● **Exercise task**
Only the lines holding the string "this" are needed. Copy each one.
** Start Rows **
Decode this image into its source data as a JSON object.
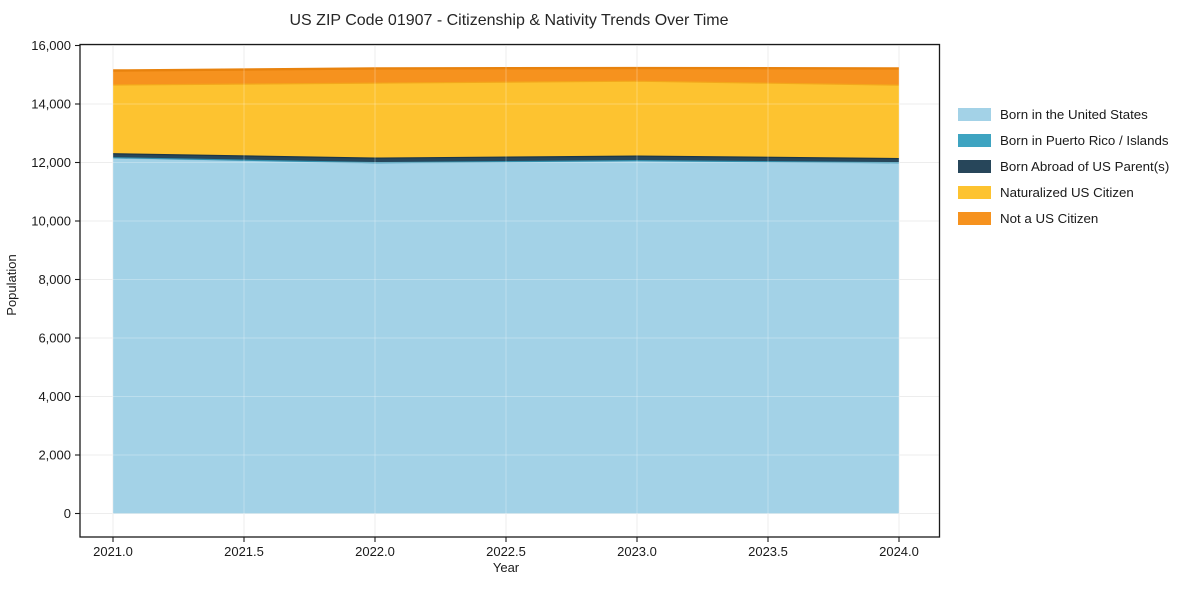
{
  "chart_data": {
    "type": "area",
    "stacked": true,
    "title": "US ZIP Code 01907 - Citizenship & Nativity Trends Over Time",
    "xlabel": "Year",
    "ylabel": "Population",
    "x": [
      2021,
      2022,
      2023,
      2024
    ],
    "series": [
      {
        "name": "Born in the United States",
        "values": [
          12170,
          12000,
          12070,
          12000
        ],
        "color": "#A3D2E7",
        "edge_color": "#8CC3DD"
      },
      {
        "name": "Born in Puerto Rico / Islands",
        "values": [
          15,
          15,
          15,
          15
        ],
        "color": "#3EA4C1",
        "edge_color": "#338FAC"
      },
      {
        "name": "Born Abroad of US Parent(s)",
        "values": [
          135,
          155,
          155,
          140
        ],
        "color": "#27465A",
        "edge_color": "#1B3648"
      },
      {
        "name": "Naturalized US Citizen",
        "values": [
          2350,
          2565,
          2560,
          2510
        ],
        "color": "#FDC330",
        "edge_color": "#F3A71B"
      },
      {
        "name": "Not a US Citizen",
        "values": [
          475,
          480,
          430,
          550
        ],
        "color": "#F6921E",
        "edge_color": "#E8820D"
      }
    ],
    "xlim": [
      2020.87,
      2024.15
    ],
    "ylim": [
      -780,
      16000
    ],
    "grid": true,
    "legend_position": "right",
    "x_ticks": {
      "values": [
        2021.0,
        2021.5,
        2022.0,
        2022.5,
        2023.0,
        2023.5,
        2024.0
      ],
      "labels": [
        "2021.0",
        "2021.5",
        "2022.0",
        "2022.5",
        "2023.0",
        "2023.5",
        "2024.0"
      ]
    },
    "y_ticks": {
      "values": [
        0,
        2000,
        4000,
        6000,
        8000,
        10000,
        12000,
        14000,
        16000
      ],
      "labels": [
        "0",
        "2,000",
        "4,000",
        "6,000",
        "8,000",
        "10,000",
        "12,000",
        "14,000",
        "16,000"
      ]
    }
  },
  "colors": {
    "background": "#ffffff",
    "grid": "#e6e6e6",
    "spine": "#1a1a1a",
    "tick_text": "#1a1a1a",
    "title_text": "#262626"
  }
}
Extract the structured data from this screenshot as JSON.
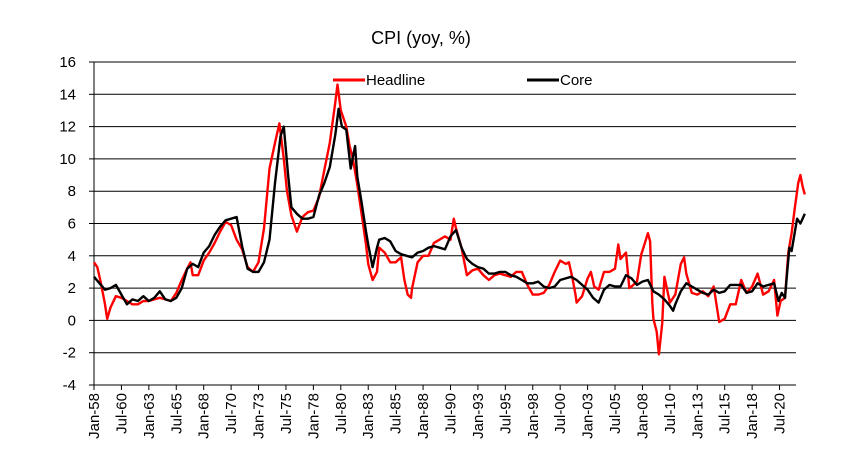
{
  "chart_data": {
    "type": "line",
    "title": "CPI (yoy, %)",
    "ylim": [
      -4,
      16
    ],
    "yticks": [
      -4,
      -2,
      0,
      2,
      4,
      6,
      8,
      10,
      12,
      14,
      16
    ],
    "grid": "horizontal",
    "legend_position": "top",
    "x_range": [
      1958.0,
      2022.0
    ],
    "xtick_labels": [
      "Jan-58",
      "Jul-60",
      "Jan-63",
      "Jul-65",
      "Jan-68",
      "Jul-70",
      "Jan-73",
      "Jul-75",
      "Jan-78",
      "Jul-80",
      "Jan-83",
      "Jul-85",
      "Jan-88",
      "Jul-90",
      "Jan-93",
      "Jul-95",
      "Jan-98",
      "Jul-00",
      "Jan-03",
      "Jul-05",
      "Jan-08",
      "Jul-10",
      "Jan-13",
      "Jul-15",
      "Jan-18",
      "Jul-20"
    ],
    "xtick_positions": [
      1958.0,
      1960.5,
      1963.0,
      1965.5,
      1968.0,
      1970.5,
      1973.0,
      1975.5,
      1978.0,
      1980.5,
      1983.0,
      1985.5,
      1988.0,
      1990.5,
      1993.0,
      1995.5,
      1998.0,
      2000.5,
      2003.0,
      2005.5,
      2008.0,
      2010.5,
      2013.0,
      2015.5,
      2018.0,
      2020.5
    ],
    "series": [
      {
        "name": "Headline",
        "color": "#ff0000",
        "points": [
          [
            1958.0,
            3.6
          ],
          [
            1958.3,
            3.3
          ],
          [
            1958.6,
            2.4
          ],
          [
            1959.0,
            1.0
          ],
          [
            1959.2,
            0.1
          ],
          [
            1959.5,
            0.8
          ],
          [
            1960.0,
            1.5
          ],
          [
            1960.5,
            1.4
          ],
          [
            1961.0,
            1.2
          ],
          [
            1961.5,
            1.0
          ],
          [
            1962.0,
            1.0
          ],
          [
            1962.5,
            1.2
          ],
          [
            1963.0,
            1.2
          ],
          [
            1963.5,
            1.3
          ],
          [
            1964.0,
            1.4
          ],
          [
            1964.5,
            1.3
          ],
          [
            1965.0,
            1.2
          ],
          [
            1965.5,
            1.7
          ],
          [
            1966.0,
            2.5
          ],
          [
            1966.5,
            3.2
          ],
          [
            1966.8,
            3.6
          ],
          [
            1967.0,
            2.8
          ],
          [
            1967.5,
            2.8
          ],
          [
            1968.0,
            3.7
          ],
          [
            1968.5,
            4.2
          ],
          [
            1969.0,
            4.8
          ],
          [
            1969.5,
            5.5
          ],
          [
            1970.0,
            6.1
          ],
          [
            1970.5,
            5.9
          ],
          [
            1971.0,
            5.0
          ],
          [
            1971.5,
            4.4
          ],
          [
            1972.0,
            3.3
          ],
          [
            1972.5,
            3.0
          ],
          [
            1973.0,
            3.6
          ],
          [
            1973.5,
            5.7
          ],
          [
            1974.0,
            9.4
          ],
          [
            1974.5,
            11.0
          ],
          [
            1974.9,
            12.2
          ],
          [
            1975.3,
            10.0
          ],
          [
            1975.6,
            8.0
          ],
          [
            1976.0,
            6.5
          ],
          [
            1976.5,
            5.5
          ],
          [
            1977.0,
            6.4
          ],
          [
            1977.5,
            6.7
          ],
          [
            1978.0,
            6.8
          ],
          [
            1978.5,
            7.6
          ],
          [
            1979.0,
            9.3
          ],
          [
            1979.5,
            11.0
          ],
          [
            1980.0,
            13.5
          ],
          [
            1980.2,
            14.6
          ],
          [
            1980.5,
            13.0
          ],
          [
            1981.0,
            12.0
          ],
          [
            1981.3,
            10.8
          ],
          [
            1981.6,
            10.0
          ],
          [
            1982.0,
            8.4
          ],
          [
            1982.4,
            6.6
          ],
          [
            1982.8,
            4.7
          ],
          [
            1983.0,
            3.5
          ],
          [
            1983.4,
            2.5
          ],
          [
            1983.8,
            3.0
          ],
          [
            1984.0,
            4.5
          ],
          [
            1984.5,
            4.2
          ],
          [
            1985.0,
            3.6
          ],
          [
            1985.5,
            3.6
          ],
          [
            1986.0,
            3.9
          ],
          [
            1986.3,
            2.5
          ],
          [
            1986.6,
            1.6
          ],
          [
            1986.9,
            1.4
          ],
          [
            1987.0,
            2.0
          ],
          [
            1987.5,
            3.6
          ],
          [
            1988.0,
            4.0
          ],
          [
            1988.5,
            4.0
          ],
          [
            1989.0,
            4.8
          ],
          [
            1989.5,
            5.0
          ],
          [
            1990.0,
            5.2
          ],
          [
            1990.5,
            5.0
          ],
          [
            1990.8,
            6.3
          ],
          [
            1991.0,
            5.7
          ],
          [
            1991.5,
            4.5
          ],
          [
            1992.0,
            2.8
          ],
          [
            1992.5,
            3.1
          ],
          [
            1993.0,
            3.2
          ],
          [
            1993.5,
            2.8
          ],
          [
            1994.0,
            2.5
          ],
          [
            1994.5,
            2.8
          ],
          [
            1995.0,
            2.9
          ],
          [
            1995.5,
            2.8
          ],
          [
            1996.0,
            2.7
          ],
          [
            1996.5,
            3.0
          ],
          [
            1997.0,
            3.0
          ],
          [
            1997.5,
            2.2
          ],
          [
            1998.0,
            1.6
          ],
          [
            1998.5,
            1.6
          ],
          [
            1999.0,
            1.7
          ],
          [
            1999.5,
            2.2
          ],
          [
            2000.0,
            3.0
          ],
          [
            2000.5,
            3.7
          ],
          [
            2001.0,
            3.5
          ],
          [
            2001.3,
            3.6
          ],
          [
            2001.6,
            2.7
          ],
          [
            2001.9,
            1.6
          ],
          [
            2002.0,
            1.1
          ],
          [
            2002.5,
            1.5
          ],
          [
            2003.0,
            2.6
          ],
          [
            2003.3,
            3.0
          ],
          [
            2003.6,
            2.1
          ],
          [
            2004.0,
            1.9
          ],
          [
            2004.5,
            3.0
          ],
          [
            2005.0,
            3.0
          ],
          [
            2005.5,
            3.2
          ],
          [
            2005.8,
            4.7
          ],
          [
            2006.0,
            3.8
          ],
          [
            2006.5,
            4.2
          ],
          [
            2006.8,
            2.0
          ],
          [
            2007.0,
            2.1
          ],
          [
            2007.5,
            2.4
          ],
          [
            2007.9,
            4.1
          ],
          [
            2008.0,
            4.3
          ],
          [
            2008.5,
            5.4
          ],
          [
            2008.7,
            4.9
          ],
          [
            2008.9,
            1.1
          ],
          [
            2009.0,
            0.1
          ],
          [
            2009.3,
            -0.7
          ],
          [
            2009.5,
            -2.1
          ],
          [
            2009.8,
            -0.2
          ],
          [
            2010.0,
            2.7
          ],
          [
            2010.5,
            1.1
          ],
          [
            2011.0,
            1.6
          ],
          [
            2011.5,
            3.5
          ],
          [
            2011.8,
            3.9
          ],
          [
            2012.0,
            2.9
          ],
          [
            2012.5,
            1.7
          ],
          [
            2013.0,
            1.6
          ],
          [
            2013.5,
            1.8
          ],
          [
            2014.0,
            1.5
          ],
          [
            2014.5,
            2.1
          ],
          [
            2015.0,
            -0.1
          ],
          [
            2015.5,
            0.1
          ],
          [
            2016.0,
            1.0
          ],
          [
            2016.5,
            1.0
          ],
          [
            2017.0,
            2.5
          ],
          [
            2017.5,
            1.7
          ],
          [
            2018.0,
            2.1
          ],
          [
            2018.5,
            2.9
          ],
          [
            2019.0,
            1.6
          ],
          [
            2019.5,
            1.8
          ],
          [
            2020.0,
            2.5
          ],
          [
            2020.3,
            0.3
          ],
          [
            2020.6,
            1.2
          ],
          [
            2021.0,
            1.4
          ],
          [
            2021.3,
            4.2
          ],
          [
            2021.6,
            5.4
          ],
          [
            2021.9,
            7.0
          ],
          [
            2022.0,
            7.5
          ],
          [
            2022.2,
            8.5
          ],
          [
            2022.4,
            9.0
          ],
          [
            2022.6,
            8.3
          ],
          [
            2022.8,
            7.8
          ]
        ]
      },
      {
        "name": "Core",
        "color": "#000000",
        "points": [
          [
            1958.0,
            2.7
          ],
          [
            1958.5,
            2.3
          ],
          [
            1959.0,
            1.9
          ],
          [
            1959.5,
            2.0
          ],
          [
            1960.0,
            2.2
          ],
          [
            1960.5,
            1.6
          ],
          [
            1961.0,
            1.0
          ],
          [
            1961.5,
            1.3
          ],
          [
            1962.0,
            1.2
          ],
          [
            1962.5,
            1.5
          ],
          [
            1963.0,
            1.2
          ],
          [
            1963.5,
            1.4
          ],
          [
            1964.0,
            1.8
          ],
          [
            1964.5,
            1.3
          ],
          [
            1965.0,
            1.2
          ],
          [
            1965.5,
            1.4
          ],
          [
            1966.0,
            2.0
          ],
          [
            1966.5,
            3.2
          ],
          [
            1967.0,
            3.5
          ],
          [
            1967.5,
            3.3
          ],
          [
            1968.0,
            4.2
          ],
          [
            1968.5,
            4.6
          ],
          [
            1969.0,
            5.3
          ],
          [
            1969.5,
            5.8
          ],
          [
            1970.0,
            6.2
          ],
          [
            1970.5,
            6.3
          ],
          [
            1971.0,
            6.4
          ],
          [
            1971.5,
            4.6
          ],
          [
            1972.0,
            3.2
          ],
          [
            1972.5,
            3.0
          ],
          [
            1973.0,
            3.0
          ],
          [
            1973.5,
            3.6
          ],
          [
            1974.0,
            5.0
          ],
          [
            1974.5,
            8.5
          ],
          [
            1975.0,
            11.4
          ],
          [
            1975.3,
            12.0
          ],
          [
            1975.7,
            9.0
          ],
          [
            1976.0,
            7.0
          ],
          [
            1976.5,
            6.6
          ],
          [
            1977.0,
            6.3
          ],
          [
            1977.5,
            6.3
          ],
          [
            1978.0,
            6.4
          ],
          [
            1978.5,
            7.7
          ],
          [
            1979.0,
            8.5
          ],
          [
            1979.5,
            9.5
          ],
          [
            1980.0,
            11.5
          ],
          [
            1980.3,
            13.1
          ],
          [
            1980.6,
            12.0
          ],
          [
            1981.0,
            11.8
          ],
          [
            1981.4,
            9.4
          ],
          [
            1981.8,
            10.8
          ],
          [
            1982.0,
            8.9
          ],
          [
            1982.4,
            7.3
          ],
          [
            1982.8,
            5.5
          ],
          [
            1983.0,
            4.7
          ],
          [
            1983.4,
            3.3
          ],
          [
            1983.8,
            4.5
          ],
          [
            1984.0,
            5.0
          ],
          [
            1984.5,
            5.1
          ],
          [
            1985.0,
            4.9
          ],
          [
            1985.5,
            4.3
          ],
          [
            1986.0,
            4.1
          ],
          [
            1986.5,
            4.0
          ],
          [
            1987.0,
            3.9
          ],
          [
            1987.5,
            4.2
          ],
          [
            1988.0,
            4.3
          ],
          [
            1988.5,
            4.5
          ],
          [
            1989.0,
            4.6
          ],
          [
            1989.5,
            4.5
          ],
          [
            1990.0,
            4.4
          ],
          [
            1990.5,
            5.2
          ],
          [
            1991.0,
            5.6
          ],
          [
            1991.5,
            4.5
          ],
          [
            1992.0,
            3.8
          ],
          [
            1992.5,
            3.5
          ],
          [
            1993.0,
            3.3
          ],
          [
            1993.5,
            3.2
          ],
          [
            1994.0,
            2.9
          ],
          [
            1994.5,
            2.9
          ],
          [
            1995.0,
            3.0
          ],
          [
            1995.5,
            3.0
          ],
          [
            1996.0,
            2.8
          ],
          [
            1996.5,
            2.7
          ],
          [
            1997.0,
            2.5
          ],
          [
            1997.5,
            2.3
          ],
          [
            1998.0,
            2.3
          ],
          [
            1998.5,
            2.4
          ],
          [
            1999.0,
            2.1
          ],
          [
            1999.5,
            2.0
          ],
          [
            2000.0,
            2.1
          ],
          [
            2000.5,
            2.5
          ],
          [
            2001.0,
            2.6
          ],
          [
            2001.5,
            2.7
          ],
          [
            2002.0,
            2.5
          ],
          [
            2002.5,
            2.2
          ],
          [
            2003.0,
            1.9
          ],
          [
            2003.5,
            1.4
          ],
          [
            2004.0,
            1.1
          ],
          [
            2004.5,
            1.9
          ],
          [
            2005.0,
            2.2
          ],
          [
            2005.5,
            2.1
          ],
          [
            2006.0,
            2.1
          ],
          [
            2006.5,
            2.8
          ],
          [
            2007.0,
            2.6
          ],
          [
            2007.5,
            2.2
          ],
          [
            2008.0,
            2.4
          ],
          [
            2008.5,
            2.5
          ],
          [
            2009.0,
            1.8
          ],
          [
            2009.5,
            1.6
          ],
          [
            2010.0,
            1.3
          ],
          [
            2010.5,
            0.9
          ],
          [
            2010.8,
            0.6
          ],
          [
            2011.0,
            1.0
          ],
          [
            2011.5,
            1.8
          ],
          [
            2012.0,
            2.3
          ],
          [
            2012.5,
            2.1
          ],
          [
            2013.0,
            1.9
          ],
          [
            2013.5,
            1.7
          ],
          [
            2014.0,
            1.6
          ],
          [
            2014.5,
            1.9
          ],
          [
            2015.0,
            1.7
          ],
          [
            2015.5,
            1.8
          ],
          [
            2016.0,
            2.2
          ],
          [
            2016.5,
            2.2
          ],
          [
            2017.0,
            2.2
          ],
          [
            2017.5,
            1.7
          ],
          [
            2018.0,
            1.8
          ],
          [
            2018.5,
            2.3
          ],
          [
            2019.0,
            2.1
          ],
          [
            2019.5,
            2.2
          ],
          [
            2020.0,
            2.3
          ],
          [
            2020.4,
            1.2
          ],
          [
            2020.7,
            1.7
          ],
          [
            2021.0,
            1.4
          ],
          [
            2021.2,
            3.0
          ],
          [
            2021.4,
            4.5
          ],
          [
            2021.6,
            4.3
          ],
          [
            2021.9,
            5.5
          ],
          [
            2022.1,
            6.3
          ],
          [
            2022.4,
            6.0
          ],
          [
            2022.6,
            6.3
          ],
          [
            2022.8,
            6.6
          ]
        ]
      }
    ]
  }
}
** End Rows **
● **Expected answer**
Decode this image into its source data as a JSON object.
Extract the structured data from this screenshot as JSON.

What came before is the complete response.